▶ [Work to complete] Quote all of the data that follows exactly as written, skipping the images.

Stored data entries:
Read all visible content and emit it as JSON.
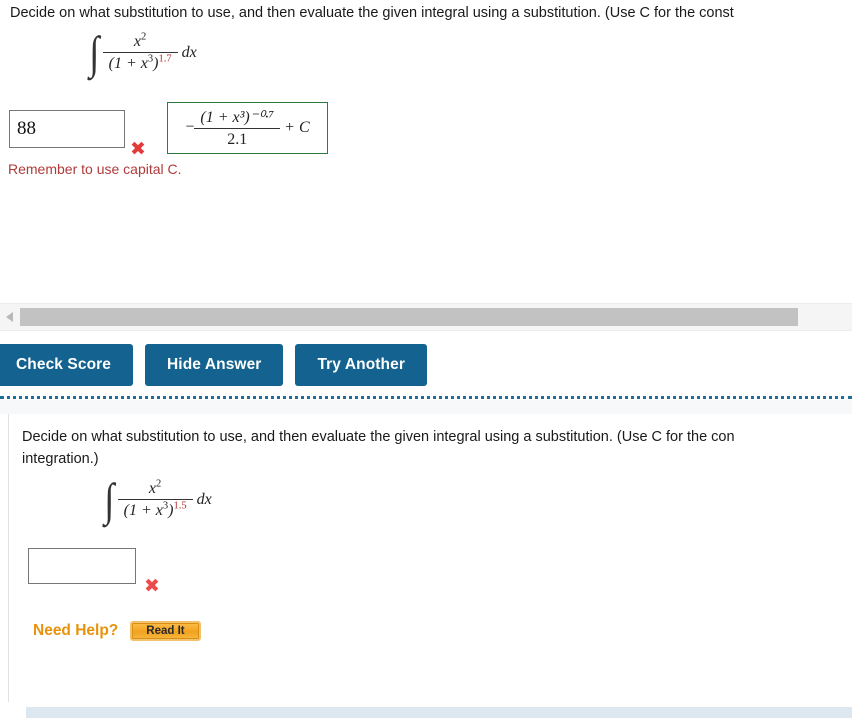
{
  "problem_one": {
    "prompt": "Decide on what substitution to use, and then evaluate the given integral using a substitution. (Use C for the const",
    "integral": {
      "numerator": "x",
      "numerator_exponent": "2",
      "denominator_base": "(1 + x",
      "denominator_inner_exponent": "3",
      "denominator_close": ")",
      "denominator_exponent": "1.7",
      "differential": "dx"
    },
    "student_answer": "88",
    "result_mark": "✖",
    "correct_answer": {
      "sign": "−",
      "numerator": "(1 + x³)⁻⁰·⁷",
      "denominator": "2.1",
      "constant": "+ C"
    },
    "feedback_note": "Remember to use capital C."
  },
  "toolbar": {
    "check_score_label": "Check Score",
    "hide_answer_label": "Hide Answer",
    "try_another_label": "Try Another"
  },
  "scrollbar": {
    "left_arrow_icon": "left-arrow-icon"
  },
  "problem_two": {
    "prompt_line1": "Decide on what substitution to use, and then evaluate the given integral using a substitution. (Use C for the con",
    "prompt_line2": "integration.)",
    "integral": {
      "numerator": "x",
      "numerator_exponent": "2",
      "denominator_base": "(1 + x",
      "denominator_inner_exponent": "3",
      "denominator_close": ")",
      "denominator_exponent": "1.5",
      "differential": "dx"
    },
    "student_answer": "",
    "input_placeholder": "",
    "result_mark": "✖",
    "need_help_label": "Need Help?",
    "read_it_label": "Read It"
  },
  "colors": {
    "button_blue": "#13628f",
    "correct_green": "#2d7a3e",
    "wrong_red": "#e23b3b",
    "note_red": "#b03a3a",
    "exponent_red": "#b03030",
    "help_orange": "#e8920a",
    "read_it_orange": "#f5a623",
    "separator_blue": "#1f6f9c",
    "scrollbar_thumb": "#c2c2c2",
    "bottom_bar_blue": "#dde7ef"
  }
}
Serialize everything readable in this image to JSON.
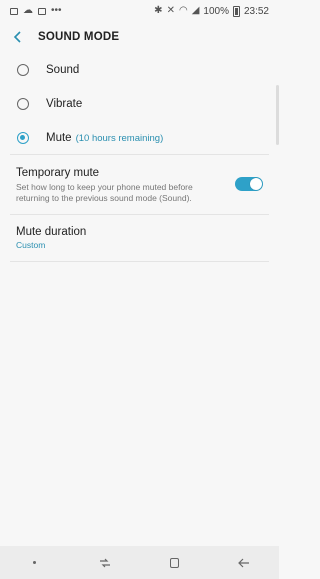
{
  "status_bar": {
    "battery_percent": "100%",
    "time": "23:52",
    "left_icons": [
      "image-icon",
      "cloud-icon",
      "message-icon",
      "more-icon"
    ],
    "right_icons": [
      "bluetooth-icon",
      "mute-icon",
      "wifi-icon",
      "signal-icon",
      "battery-icon"
    ]
  },
  "app_bar": {
    "title": "SOUND MODE",
    "back_icon": "back-arrow-icon"
  },
  "modes": [
    {
      "label": "Sound",
      "selected": false
    },
    {
      "label": "Vibrate",
      "selected": false
    },
    {
      "label": "Mute",
      "selected": true,
      "sublabel": "(10 hours remaining)"
    }
  ],
  "temporary_mute": {
    "title": "Temporary mute",
    "description": "Set how long to keep your phone muted before returning to the previous sound mode (Sound).",
    "enabled": true
  },
  "mute_duration": {
    "title": "Mute duration",
    "value": "Custom"
  },
  "colors": {
    "accent": "#2ea1c8",
    "background": "#f7f7f7"
  },
  "nav_bar": [
    "dot-icon",
    "recent-apps-icon",
    "home-icon",
    "back-icon"
  ]
}
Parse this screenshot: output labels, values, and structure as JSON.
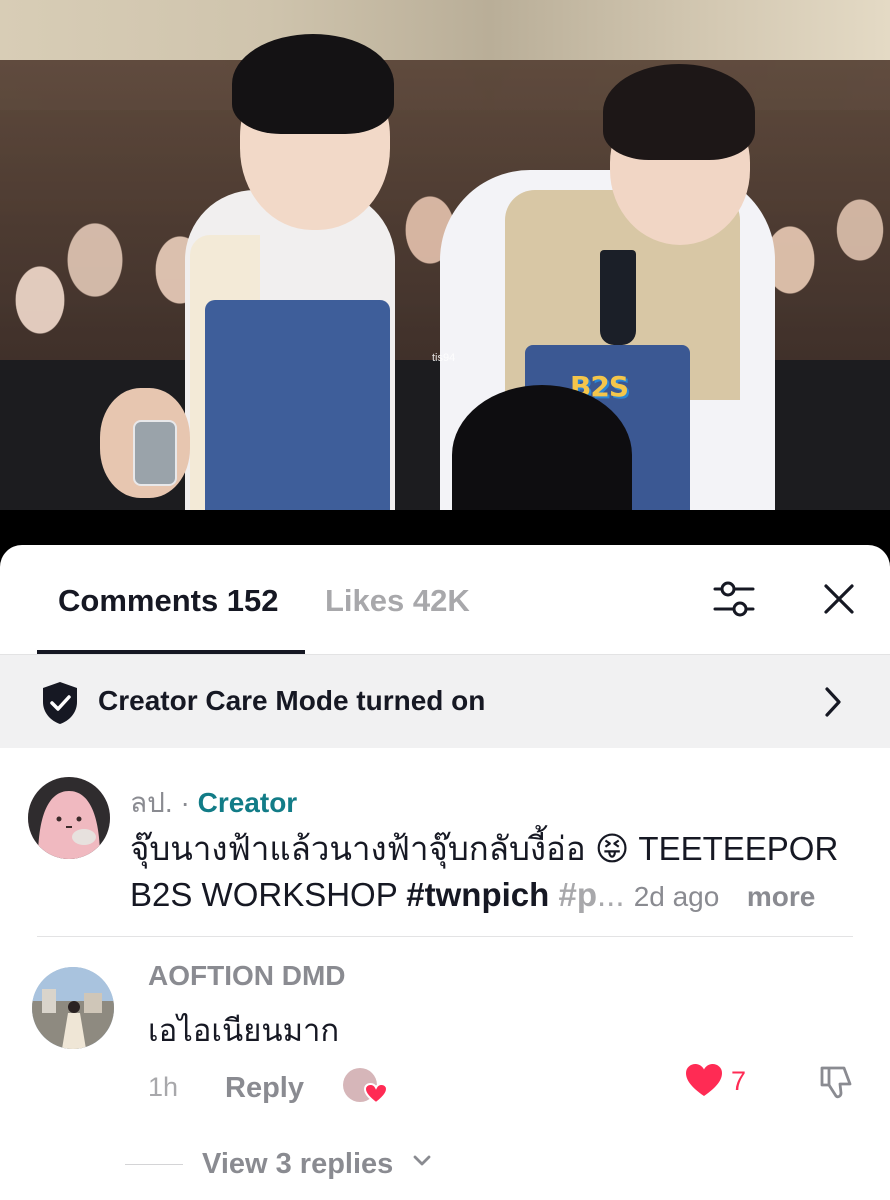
{
  "video": {
    "watermark": "tis94",
    "apron_logo": "B2S"
  },
  "tabs": {
    "comments_label": "Comments 152",
    "likes_label": "Likes 42K"
  },
  "icons": {
    "filter": "filter-sliders-icon",
    "close": "close-icon",
    "shield": "shield-check-icon",
    "chevron": "chevron-right-icon",
    "heart": "heart-icon",
    "dislike": "dislike-icon"
  },
  "care_mode": {
    "text": "Creator Care Mode turned on"
  },
  "caption": {
    "username": "ลป.",
    "separator": " · ",
    "role": "Creator",
    "text_line1": "จุ๊บนางฟ้าแล้วนางฟ้าจุ๊บกลับงี้อ่อ 😝 TEETEEPOR",
    "text_line2_plain": "B2S WORKSHOP ",
    "hashtag": "#twnpich",
    "hashtag_cut": " #p",
    "ellipsis": "...",
    "time": "2d ago",
    "more_label": "more"
  },
  "comment": {
    "username": "AOFTION DMD",
    "text": "เอไอเนียนมาก",
    "time": "1h",
    "reply_label": "Reply",
    "likes": "7",
    "view_replies_label": "View 3 replies"
  },
  "colors": {
    "accent_like": "#ff2b54",
    "creator_teal": "#127c87",
    "text_primary": "#161823",
    "text_secondary": "#8a8b91"
  }
}
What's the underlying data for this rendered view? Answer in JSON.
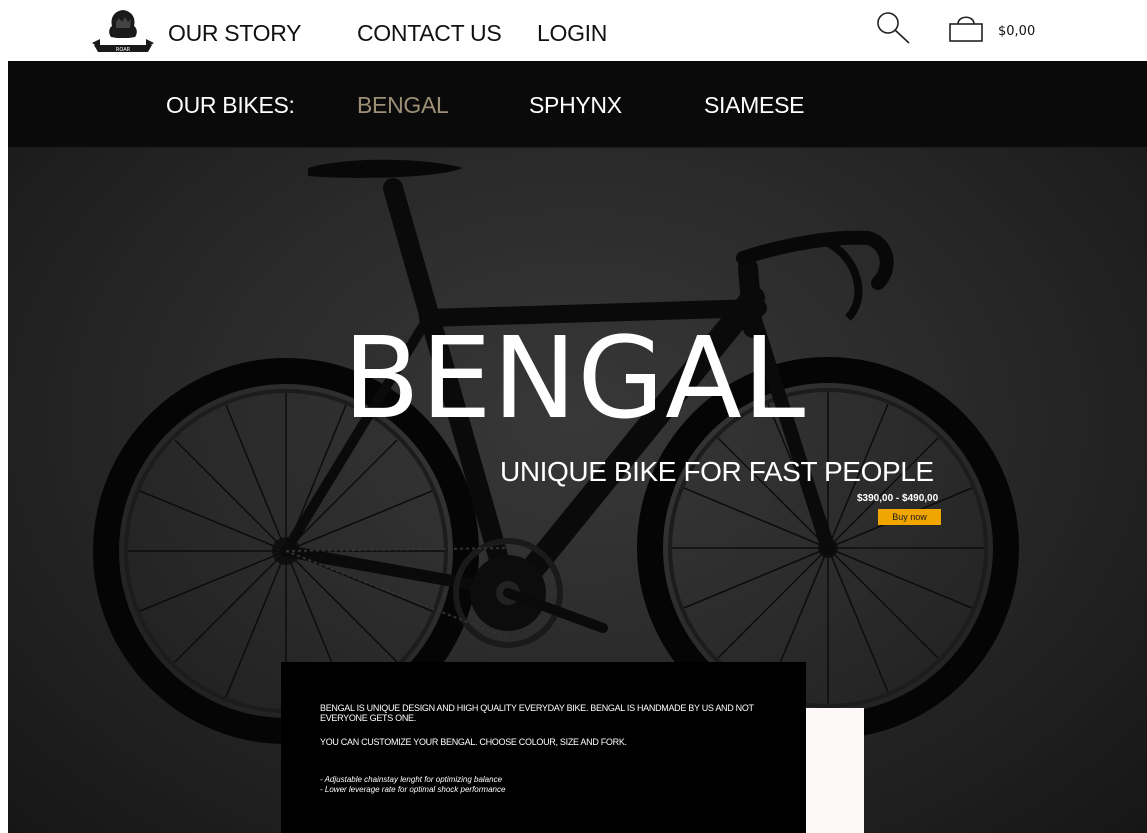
{
  "header": {
    "logo_text": "ROAR",
    "nav": [
      {
        "label": "OUR STORY"
      },
      {
        "label": "CONTACT US"
      },
      {
        "label": "LOGIN"
      }
    ],
    "cart_total": "$0,00",
    "icons": {
      "search": "search-icon",
      "cart": "shopping-bag-icon"
    }
  },
  "bikes_nav": {
    "label": "OUR BIKES:",
    "tabs": [
      {
        "label": "BENGAL",
        "active": true
      },
      {
        "label": "SPHYNX",
        "active": false
      },
      {
        "label": "SIAMESE",
        "active": false
      }
    ],
    "active_color": "#9c8f76"
  },
  "hero": {
    "title": "BENGAL",
    "tagline": "UNIQUE BIKE FOR FAST PEOPLE",
    "price_range": "$390,00 - $490,00",
    "buy_label": "Buy now",
    "buy_color": "#f0a500"
  },
  "description": {
    "paragraph_1": "BENGAL IS UNIQUE DESIGN AND HIGH QUALITY EVERYDAY BIKE.  BENGAL IS HANDMADE BY US AND NOT EVERYONE GETS ONE.",
    "paragraph_2": "YOU CAN CUSTOMIZE YOUR BENGAL. CHOOSE COLOUR, SIZE AND FORK.",
    "features": [
      "- Adjustable chainstay lenght for optimizing balance",
      "- Lower leverage rate for optimal shock performance"
    ]
  }
}
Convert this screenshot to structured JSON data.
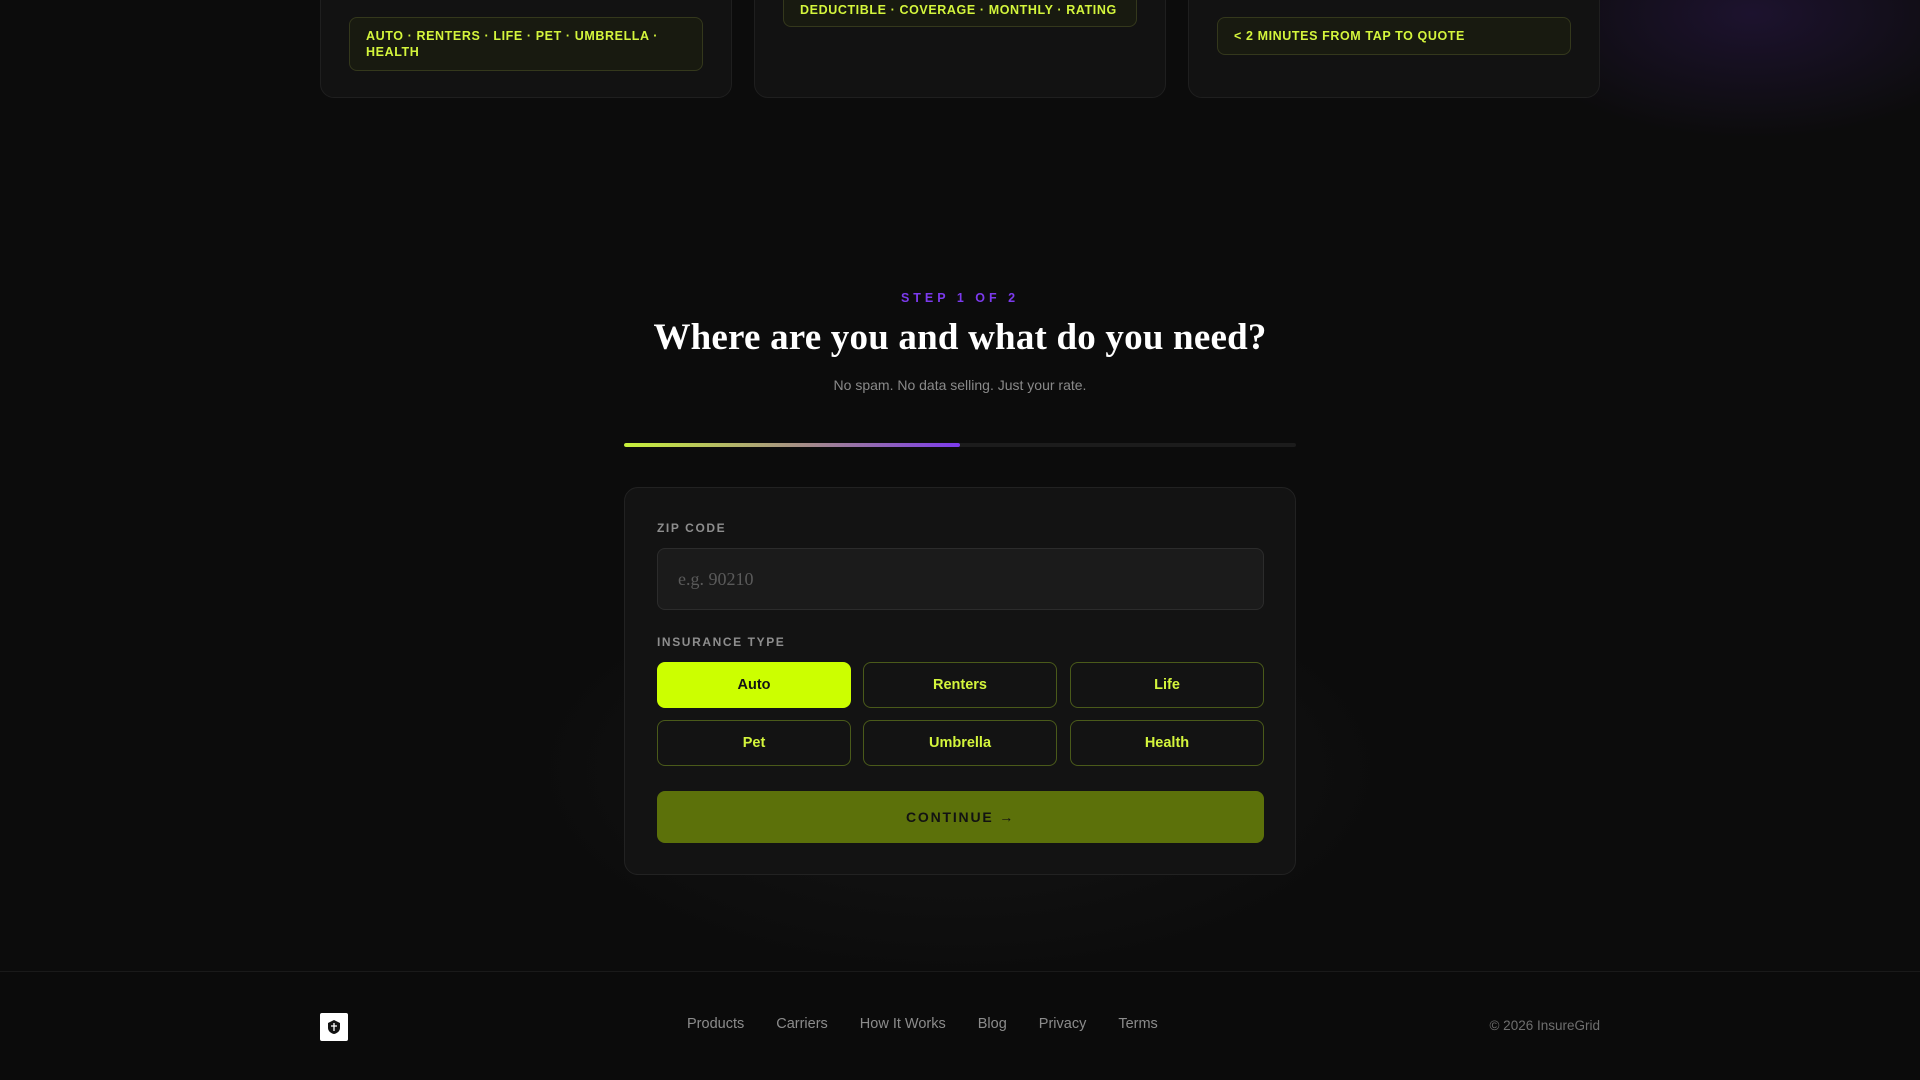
{
  "features": [
    {
      "pill": "AUTO · RENTERS · LIFE · PET · UMBRELLA · HEALTH"
    },
    {
      "pill": "DEDUCTIBLE · COVERAGE · MONTHLY · RATING"
    },
    {
      "pill": "< 2 MINUTES FROM TAP TO QUOTE"
    }
  ],
  "step": {
    "label": "STEP 1 OF 2",
    "title": "Where are you and what do you need?",
    "subtitle": "No spam. No data selling. Just your rate.",
    "progress": 0.5
  },
  "form": {
    "zip_label": "ZIP CODE",
    "zip_placeholder": "e.g. 90210",
    "zip_value": "",
    "type_label": "INSURANCE TYPE",
    "types": [
      "Auto",
      "Renters",
      "Life",
      "Pet",
      "Umbrella",
      "Health"
    ],
    "selected_type": "Auto",
    "continue_label": "CONTINUE →"
  },
  "footer": {
    "logo_icon": "shield-logo-icon",
    "links": [
      "Products",
      "Carriers",
      "How It Works",
      "Blog",
      "Privacy",
      "Terms"
    ],
    "copyright": "© 2026 InsureGrid"
  },
  "colors": {
    "accent": "#ccff00",
    "purple": "#7c3aed",
    "background": "#0c0c0c"
  }
}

▶ [Complete output]
Read all visible content and emit it as JSON.
{
  "problem_one": {
    "prompt": "Decide on what substitution to use, and then evaluate the given integral using a substitution. (Use C for the const",
    "integral": {
      "numerator": "x",
      "numerator_exponent": "2",
      "denominator_base": "(1 + x",
      "denominator_inner_exponent": "3",
      "denominator_close": ")",
      "denominator_exponent": "1.7",
      "differential": "dx"
    },
    "student_answer": "88",
    "result_mark": "✖",
    "correct_answer": {
      "sign": "−",
      "numerator": "(1 + x³)⁻⁰·⁷",
      "denominator": "2.1",
      "constant": "+ C"
    },
    "feedback_note": "Remember to use capital C."
  },
  "toolbar": {
    "check_score_label": "Check Score",
    "hide_answer_label": "Hide Answer",
    "try_another_label": "Try Another"
  },
  "scrollbar": {
    "left_arrow_icon": "left-arrow-icon"
  },
  "problem_two": {
    "prompt_line1": "Decide on what substitution to use, and then evaluate the given integral using a substitution. (Use C for the con",
    "prompt_line2": "integration.)",
    "integral": {
      "numerator": "x",
      "numerator_exponent": "2",
      "denominator_base": "(1 + x",
      "denominator_inner_exponent": "3",
      "denominator_close": ")",
      "denominator_exponent": "1.5",
      "differential": "dx"
    },
    "student_answer": "",
    "input_placeholder": "",
    "result_mark": "✖",
    "need_help_label": "Need Help?",
    "read_it_label": "Read It"
  },
  "colors": {
    "button_blue": "#13628f",
    "correct_green": "#2d7a3e",
    "wrong_red": "#e23b3b",
    "note_red": "#b03a3a",
    "exponent_red": "#b03030",
    "help_orange": "#e8920a",
    "read_it_orange": "#f5a623",
    "separator_blue": "#1f6f9c",
    "scrollbar_thumb": "#c2c2c2",
    "bottom_bar_blue": "#dde7ef"
  }
}
Serialize everything readable in this image to JSON.
{
  "status_bar": {
    "battery_percent": "100%",
    "time": "23:52",
    "left_icons": [
      "image-icon",
      "cloud-icon",
      "message-icon",
      "more-icon"
    ],
    "right_icons": [
      "bluetooth-icon",
      "mute-icon",
      "wifi-icon",
      "signal-icon",
      "battery-icon"
    ]
  },
  "app_bar": {
    "title": "SOUND MODE",
    "back_icon": "back-arrow-icon"
  },
  "modes": [
    {
      "label": "Sound",
      "selected": false
    },
    {
      "label": "Vibrate",
      "selected": false
    },
    {
      "label": "Mute",
      "selected": true,
      "sublabel": "(10 hours remaining)"
    }
  ],
  "temporary_mute": {
    "title": "Temporary mute",
    "description": "Set how long to keep your phone muted before returning to the previous sound mode (Sound).",
    "enabled": true
  },
  "mute_duration": {
    "title": "Mute duration",
    "value": "Custom"
  },
  "colors": {
    "accent": "#2ea1c8",
    "background": "#f7f7f7"
  },
  "nav_bar": [
    "dot-icon",
    "recent-apps-icon",
    "home-icon",
    "back-icon"
  ]
}
Parse this screenshot: output labels, values, and structure as JSON.
{
  "video": {
    "watermark": "tis94",
    "apron_logo": "B2S"
  },
  "tabs": {
    "comments_label": "Comments 152",
    "likes_label": "Likes 42K"
  },
  "icons": {
    "filter": "filter-sliders-icon",
    "close": "close-icon",
    "shield": "shield-check-icon",
    "chevron": "chevron-right-icon",
    "heart": "heart-icon",
    "dislike": "dislike-icon"
  },
  "care_mode": {
    "text": "Creator Care Mode turned on"
  },
  "caption": {
    "username": "ลป.",
    "separator": " · ",
    "role": "Creator",
    "text_line1": "จุ๊บนางฟ้าแล้วนางฟ้าจุ๊บกลับงี้อ่อ 😝 TEETEEPOR",
    "text_line2_plain": "B2S WORKSHOP ",
    "hashtag": "#twnpich",
    "hashtag_cut": " #p",
    "ellipsis": "...",
    "time": "2d ago",
    "more_label": "more"
  },
  "comment": {
    "username": "AOFTION DMD",
    "text": "เอไอเนียนมาก",
    "time": "1h",
    "reply_label": "Reply",
    "likes": "7",
    "view_replies_label": "View 3 replies"
  },
  "colors": {
    "accent_like": "#ff2b54",
    "creator_teal": "#127c87",
    "text_primary": "#161823",
    "text_secondary": "#8a8b91"
  }
}
What's the underlying data for this rendered view? Answer in JSON.
{
  "header": {
    "logo_text": "ROAR",
    "nav": [
      {
        "label": "OUR STORY"
      },
      {
        "label": "CONTACT US"
      },
      {
        "label": "LOGIN"
      }
    ],
    "cart_total": "$0,00",
    "icons": {
      "search": "search-icon",
      "cart": "shopping-bag-icon"
    }
  },
  "bikes_nav": {
    "label": "OUR BIKES:",
    "tabs": [
      {
        "label": "BENGAL",
        "active": true
      },
      {
        "label": "SPHYNX",
        "active": false
      },
      {
        "label": "SIAMESE",
        "active": false
      }
    ],
    "active_color": "#9c8f76"
  },
  "hero": {
    "title": "BENGAL",
    "tagline": "UNIQUE BIKE FOR FAST PEOPLE",
    "price_range": "$390,00 - $490,00",
    "buy_label": "Buy now",
    "buy_color": "#f0a500"
  },
  "description": {
    "paragraph_1": "BENGAL IS UNIQUE DESIGN AND HIGH QUALITY EVERYDAY BIKE.  BENGAL IS HANDMADE BY US AND NOT EVERYONE GETS ONE.",
    "paragraph_2": "YOU CAN CUSTOMIZE YOUR BENGAL. CHOOSE COLOUR, SIZE AND FORK.",
    "features": [
      "- Adjustable chainstay lenght for optimizing balance",
      "- Lower leverage rate for optimal shock performance"
    ]
  }
}
Convert this screenshot to structured JSON data.
{
  "features": [
    {
      "pill": "AUTO · RENTERS · LIFE · PET · UMBRELLA · HEALTH"
    },
    {
      "pill": "DEDUCTIBLE · COVERAGE · MONTHLY · RATING"
    },
    {
      "pill": "< 2 MINUTES FROM TAP TO QUOTE"
    }
  ],
  "step": {
    "label": "STEP 1 OF 2",
    "title": "Where are you and what do you need?",
    "subtitle": "No spam. No data selling. Just your rate.",
    "progress": 0.5
  },
  "form": {
    "zip_label": "ZIP CODE",
    "zip_placeholder": "e.g. 90210",
    "zip_value": "",
    "type_label": "INSURANCE TYPE",
    "types": [
      "Auto",
      "Renters",
      "Life",
      "Pet",
      "Umbrella",
      "Health"
    ],
    "selected_type": "Auto",
    "continue_label": "CONTINUE →"
  },
  "footer": {
    "logo_icon": "shield-logo-icon",
    "links": [
      "Products",
      "Carriers",
      "How It Works",
      "Blog",
      "Privacy",
      "Terms"
    ],
    "copyright": "© 2026 InsureGrid"
  },
  "colors": {
    "accent": "#ccff00",
    "purple": "#7c3aed",
    "background": "#0c0c0c"
  }
}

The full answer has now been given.